Short exercise a: Copy the entries verbatim, starting at the first entry and ending at the line that contains "Circle shape [154, 177, 162, 185]".

Hooray For Hollywood! Free Labor Is Super-Awesome
So the Twitter-verse erupted the other day with the news that Lena Dunham -- she of the healthy self-image and three-million dollar book advance -- had dared to offer a bunch of volunteer artisans the opportunity to "open" for her during the upcoming 12-city book tour of her new memoir, Not That Kind Of Girl.
No sooner had Gawker issued its all-things-Lena-standard "Off with her head!" than Twitter re-exploded with the news that Lena would, in fact, offer some form of financial compensation for the stand-up comedians and Mummenschanz impersonators she had booked.
Tweeting herself, Dunham offered, "As an artist raised by artists, no one believes more than I do that creators should be fairly compensated for their work."
Well, except the headhunters at Gawker, perhaps.
One comedienne, Caroline Bassett, told the website "I'm fine with not being paid because of the circumstances surrounding the event -- I essentially volunteered by applying."

Recorded information:
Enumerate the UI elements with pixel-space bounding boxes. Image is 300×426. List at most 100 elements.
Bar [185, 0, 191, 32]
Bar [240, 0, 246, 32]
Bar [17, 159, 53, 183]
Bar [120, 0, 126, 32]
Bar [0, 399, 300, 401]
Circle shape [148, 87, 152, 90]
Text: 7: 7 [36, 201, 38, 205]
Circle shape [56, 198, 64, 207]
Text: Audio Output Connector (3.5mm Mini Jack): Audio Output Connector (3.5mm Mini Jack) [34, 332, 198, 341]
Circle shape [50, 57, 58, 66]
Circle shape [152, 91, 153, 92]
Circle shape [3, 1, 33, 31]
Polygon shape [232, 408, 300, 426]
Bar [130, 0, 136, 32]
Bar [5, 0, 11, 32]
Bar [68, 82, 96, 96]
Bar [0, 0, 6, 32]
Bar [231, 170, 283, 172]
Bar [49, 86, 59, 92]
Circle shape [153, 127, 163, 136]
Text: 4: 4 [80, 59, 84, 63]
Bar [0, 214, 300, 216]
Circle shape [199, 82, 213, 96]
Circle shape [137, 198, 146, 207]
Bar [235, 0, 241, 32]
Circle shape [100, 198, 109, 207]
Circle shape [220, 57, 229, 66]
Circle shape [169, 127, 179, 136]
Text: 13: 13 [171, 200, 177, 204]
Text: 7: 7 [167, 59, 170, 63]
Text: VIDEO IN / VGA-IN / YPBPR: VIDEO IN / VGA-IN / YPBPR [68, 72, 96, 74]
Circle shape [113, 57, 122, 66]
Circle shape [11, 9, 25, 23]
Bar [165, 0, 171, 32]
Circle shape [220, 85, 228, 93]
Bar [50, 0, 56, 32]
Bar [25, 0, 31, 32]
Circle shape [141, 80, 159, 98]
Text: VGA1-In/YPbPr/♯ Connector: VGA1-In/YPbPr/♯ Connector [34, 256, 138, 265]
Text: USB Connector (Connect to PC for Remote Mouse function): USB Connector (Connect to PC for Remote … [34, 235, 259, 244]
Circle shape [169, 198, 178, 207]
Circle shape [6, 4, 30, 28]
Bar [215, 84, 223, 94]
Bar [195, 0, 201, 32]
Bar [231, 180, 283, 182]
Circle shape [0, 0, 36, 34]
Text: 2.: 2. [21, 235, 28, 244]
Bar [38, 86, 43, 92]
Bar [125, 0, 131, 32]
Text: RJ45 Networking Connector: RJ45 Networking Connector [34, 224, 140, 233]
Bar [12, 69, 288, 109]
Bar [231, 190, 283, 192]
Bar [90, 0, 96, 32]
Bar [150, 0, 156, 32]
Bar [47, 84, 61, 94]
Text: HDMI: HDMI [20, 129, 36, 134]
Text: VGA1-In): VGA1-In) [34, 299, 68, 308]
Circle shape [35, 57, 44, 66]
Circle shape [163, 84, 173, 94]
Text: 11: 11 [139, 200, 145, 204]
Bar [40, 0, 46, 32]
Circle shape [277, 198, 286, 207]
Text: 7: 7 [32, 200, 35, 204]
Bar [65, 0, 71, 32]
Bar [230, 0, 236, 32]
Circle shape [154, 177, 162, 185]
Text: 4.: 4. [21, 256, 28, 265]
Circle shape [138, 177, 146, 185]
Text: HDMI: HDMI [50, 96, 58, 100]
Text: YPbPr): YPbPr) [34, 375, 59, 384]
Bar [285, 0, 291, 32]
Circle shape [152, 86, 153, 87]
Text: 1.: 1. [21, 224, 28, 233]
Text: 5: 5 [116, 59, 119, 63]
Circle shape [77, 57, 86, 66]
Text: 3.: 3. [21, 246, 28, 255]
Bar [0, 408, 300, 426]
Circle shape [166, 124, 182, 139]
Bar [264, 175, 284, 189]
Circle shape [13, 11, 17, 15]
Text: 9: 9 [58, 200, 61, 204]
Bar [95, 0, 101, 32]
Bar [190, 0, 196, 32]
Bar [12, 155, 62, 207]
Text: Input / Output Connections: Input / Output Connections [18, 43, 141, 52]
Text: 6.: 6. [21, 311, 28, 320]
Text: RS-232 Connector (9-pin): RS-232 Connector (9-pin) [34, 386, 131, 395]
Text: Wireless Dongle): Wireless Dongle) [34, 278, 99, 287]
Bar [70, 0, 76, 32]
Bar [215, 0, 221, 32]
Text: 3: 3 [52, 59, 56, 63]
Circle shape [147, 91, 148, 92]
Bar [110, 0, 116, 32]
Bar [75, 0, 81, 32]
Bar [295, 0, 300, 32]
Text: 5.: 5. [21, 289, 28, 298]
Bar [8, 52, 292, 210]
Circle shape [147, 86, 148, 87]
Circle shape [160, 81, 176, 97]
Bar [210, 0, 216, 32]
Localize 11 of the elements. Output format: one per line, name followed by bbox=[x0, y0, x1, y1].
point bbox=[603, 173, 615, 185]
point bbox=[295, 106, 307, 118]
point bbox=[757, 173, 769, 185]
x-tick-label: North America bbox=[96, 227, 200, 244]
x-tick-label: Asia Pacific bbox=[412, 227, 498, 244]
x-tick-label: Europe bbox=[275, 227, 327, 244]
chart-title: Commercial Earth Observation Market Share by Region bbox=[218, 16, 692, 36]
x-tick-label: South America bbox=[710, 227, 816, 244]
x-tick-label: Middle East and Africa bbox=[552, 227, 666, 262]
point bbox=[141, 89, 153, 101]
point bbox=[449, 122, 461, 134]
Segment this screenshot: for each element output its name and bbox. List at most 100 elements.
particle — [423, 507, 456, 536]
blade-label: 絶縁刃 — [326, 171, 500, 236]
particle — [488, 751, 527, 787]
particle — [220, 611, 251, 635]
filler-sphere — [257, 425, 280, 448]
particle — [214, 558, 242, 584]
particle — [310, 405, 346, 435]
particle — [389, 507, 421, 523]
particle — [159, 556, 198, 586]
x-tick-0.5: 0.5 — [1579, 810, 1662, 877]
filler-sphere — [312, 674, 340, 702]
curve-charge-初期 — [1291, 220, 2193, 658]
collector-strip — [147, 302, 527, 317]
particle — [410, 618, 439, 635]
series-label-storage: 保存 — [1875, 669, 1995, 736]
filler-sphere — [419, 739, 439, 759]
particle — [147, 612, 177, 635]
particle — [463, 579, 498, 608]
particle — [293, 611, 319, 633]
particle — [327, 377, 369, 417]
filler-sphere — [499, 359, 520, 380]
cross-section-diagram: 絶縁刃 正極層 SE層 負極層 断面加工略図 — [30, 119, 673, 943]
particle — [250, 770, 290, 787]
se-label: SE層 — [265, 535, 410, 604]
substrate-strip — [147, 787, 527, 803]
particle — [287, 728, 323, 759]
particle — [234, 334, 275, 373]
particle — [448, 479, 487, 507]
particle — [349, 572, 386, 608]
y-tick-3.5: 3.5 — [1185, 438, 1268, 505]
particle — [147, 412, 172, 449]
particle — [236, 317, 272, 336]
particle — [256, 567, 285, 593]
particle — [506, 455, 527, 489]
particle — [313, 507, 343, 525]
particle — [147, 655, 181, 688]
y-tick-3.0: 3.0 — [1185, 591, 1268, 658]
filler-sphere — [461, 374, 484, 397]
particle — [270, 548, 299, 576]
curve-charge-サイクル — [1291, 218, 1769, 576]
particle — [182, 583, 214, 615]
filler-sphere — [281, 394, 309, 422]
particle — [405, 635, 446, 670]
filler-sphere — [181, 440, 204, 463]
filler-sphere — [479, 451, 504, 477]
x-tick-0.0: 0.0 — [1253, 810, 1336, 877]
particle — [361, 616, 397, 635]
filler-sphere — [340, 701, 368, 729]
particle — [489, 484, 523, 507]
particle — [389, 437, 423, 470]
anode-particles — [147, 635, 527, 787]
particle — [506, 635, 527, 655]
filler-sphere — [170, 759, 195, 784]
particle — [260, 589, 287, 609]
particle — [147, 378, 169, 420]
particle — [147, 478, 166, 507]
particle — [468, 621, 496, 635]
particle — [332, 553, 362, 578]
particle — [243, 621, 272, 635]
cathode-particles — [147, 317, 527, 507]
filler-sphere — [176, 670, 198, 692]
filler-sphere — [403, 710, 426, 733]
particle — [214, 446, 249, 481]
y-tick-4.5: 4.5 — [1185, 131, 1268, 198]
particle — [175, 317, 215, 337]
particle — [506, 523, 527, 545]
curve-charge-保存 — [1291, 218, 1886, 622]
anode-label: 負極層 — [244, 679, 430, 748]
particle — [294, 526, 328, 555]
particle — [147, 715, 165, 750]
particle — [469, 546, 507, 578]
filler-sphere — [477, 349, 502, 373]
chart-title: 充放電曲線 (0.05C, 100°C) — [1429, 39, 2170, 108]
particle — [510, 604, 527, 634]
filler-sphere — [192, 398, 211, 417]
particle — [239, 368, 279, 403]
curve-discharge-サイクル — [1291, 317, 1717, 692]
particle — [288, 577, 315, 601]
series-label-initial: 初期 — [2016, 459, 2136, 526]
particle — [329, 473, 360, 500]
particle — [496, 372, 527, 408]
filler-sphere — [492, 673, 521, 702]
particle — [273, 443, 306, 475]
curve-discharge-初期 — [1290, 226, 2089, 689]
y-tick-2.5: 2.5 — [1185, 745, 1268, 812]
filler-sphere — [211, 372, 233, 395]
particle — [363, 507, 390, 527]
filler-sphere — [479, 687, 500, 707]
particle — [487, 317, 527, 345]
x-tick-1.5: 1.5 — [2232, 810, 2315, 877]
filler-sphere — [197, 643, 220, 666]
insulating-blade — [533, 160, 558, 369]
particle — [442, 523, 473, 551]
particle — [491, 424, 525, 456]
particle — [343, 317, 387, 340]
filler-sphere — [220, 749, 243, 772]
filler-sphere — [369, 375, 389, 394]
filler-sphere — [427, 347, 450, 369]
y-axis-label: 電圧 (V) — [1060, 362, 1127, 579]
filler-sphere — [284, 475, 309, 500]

Short exercise b: Write the next part of the article about Lena Dunham's unpaid opening acts, continuing from its final sentence.

Right answer a:
Enumerate the UI elements with pixel-space bounding boxes. Image is 300×426. List at most 100 elements.
Bar [185, 0, 191, 32]
Bar [240, 0, 246, 32]
Bar [17, 159, 53, 183]
Bar [120, 0, 126, 32]
Bar [0, 399, 300, 401]
Circle shape [148, 87, 152, 90]
Text: 7: 7 [36, 201, 38, 205]
Circle shape [56, 198, 64, 207]
Text: Audio Output Connector (3.5mm Mini Jack): Audio Output Connector (3.5mm Mini Jack) [34, 332, 198, 341]
Circle shape [50, 57, 58, 66]
Circle shape [152, 91, 153, 92]
Circle shape [3, 1, 33, 31]
Polygon shape [232, 408, 300, 426]
Bar [130, 0, 136, 32]
Bar [5, 0, 11, 32]
Bar [68, 82, 96, 96]
Bar [0, 0, 6, 32]
Bar [231, 170, 283, 172]
Bar [49, 86, 59, 92]
Circle shape [153, 127, 163, 136]
Text: 4: 4 [80, 59, 84, 63]
Bar [0, 214, 300, 216]
Circle shape [199, 82, 213, 96]
Circle shape [137, 198, 146, 207]
Bar [235, 0, 241, 32]
Circle shape [100, 198, 109, 207]
Circle shape [220, 57, 229, 66]
Circle shape [169, 127, 179, 136]
Text: 13: 13 [171, 200, 177, 204]
Text: 7: 7 [167, 59, 170, 63]
Text: VIDEO IN / VGA-IN / YPBPR: VIDEO IN / VGA-IN / YPBPR [68, 72, 96, 74]
Circle shape [113, 57, 122, 66]
Circle shape [11, 9, 25, 23]
Bar [165, 0, 171, 32]
Circle shape [220, 85, 228, 93]
Bar [50, 0, 56, 32]
Bar [25, 0, 31, 32]
Circle shape [141, 80, 159, 98]
Text: VGA1-In/YPbPr/♯ Connector: VGA1-In/YPbPr/♯ Connector [34, 256, 138, 265]
Text: USB Connector (Connect to PC for Remote Mouse function): USB Connector (Connect to PC for Remote … [34, 235, 259, 244]
Circle shape [169, 198, 178, 207]
Circle shape [6, 4, 30, 28]
Bar [215, 84, 223, 94]
Bar [195, 0, 201, 32]
Bar [231, 180, 283, 182]
Circle shape [0, 0, 36, 34]
Text: 2.: 2. [21, 235, 28, 244]
Bar [38, 86, 43, 92]
Bar [125, 0, 131, 32]
Text: RJ45 Networking Connector: RJ45 Networking Connector [34, 224, 140, 233]
Bar [12, 69, 288, 109]
Bar [231, 190, 283, 192]
Bar [90, 0, 96, 32]
Bar [150, 0, 156, 32]
Bar [47, 84, 61, 94]
Text: HDMI: HDMI [20, 129, 36, 134]
Text: VGA1-In): VGA1-In) [34, 299, 68, 308]
Circle shape [35, 57, 44, 66]
Circle shape [163, 84, 173, 94]
Text: 11: 11 [139, 200, 145, 204]
Bar [40, 0, 46, 32]
Circle shape [277, 198, 286, 207]
Text: 7: 7 [32, 200, 35, 204]
Bar [65, 0, 71, 32]
Bar [230, 0, 236, 32]
Circle shape [154, 177, 162, 185]

Right answer b:
She concluded, "I don't really understand why people are getting upset about it on my behalf."
My best guess, Caroline?
Someone at Gawker wasn't picked to share haiku on the tour.
That said, the only thing that bothers me even more than the torches-and-pitchfork trolls are all the Girls acolytes rushing to anoint Dunham as Our Lady of Williamsburg for caving to the backlash.
And that's what it was -- Lena didn't suddenly wake up and realize, "Dang! They're artists. I'm an artist. I should pay fellow artists."
She made a business decision then she got grief for it. The message changed on her, so she caved in to the pressure before it exploded out of control and tainted the whole book release, much like the near-identical Amanda Palmer kerfuffle a couple of years back.
In both cases, these women knew they weren't paying the artists opening for them.
And, guess what?
It wasn't just the smart business decision for the artists -- why pay for something you can get for free? -- it was also a good deal for the opening acts themselves.
Just because something doesn't have a small paycheck attached to it, they shouldn't have done it? Because it's not the "right" decision ethically or morally or whatever it is you Millennial kids call it these days?
I have a different take.
Lena and Amanda were already "fairly compensating" their opening acts with something far more valuable than a token paycheck: exposure.
The last twenty years have seen the business underpinnings of the entertainment industry torn asunder.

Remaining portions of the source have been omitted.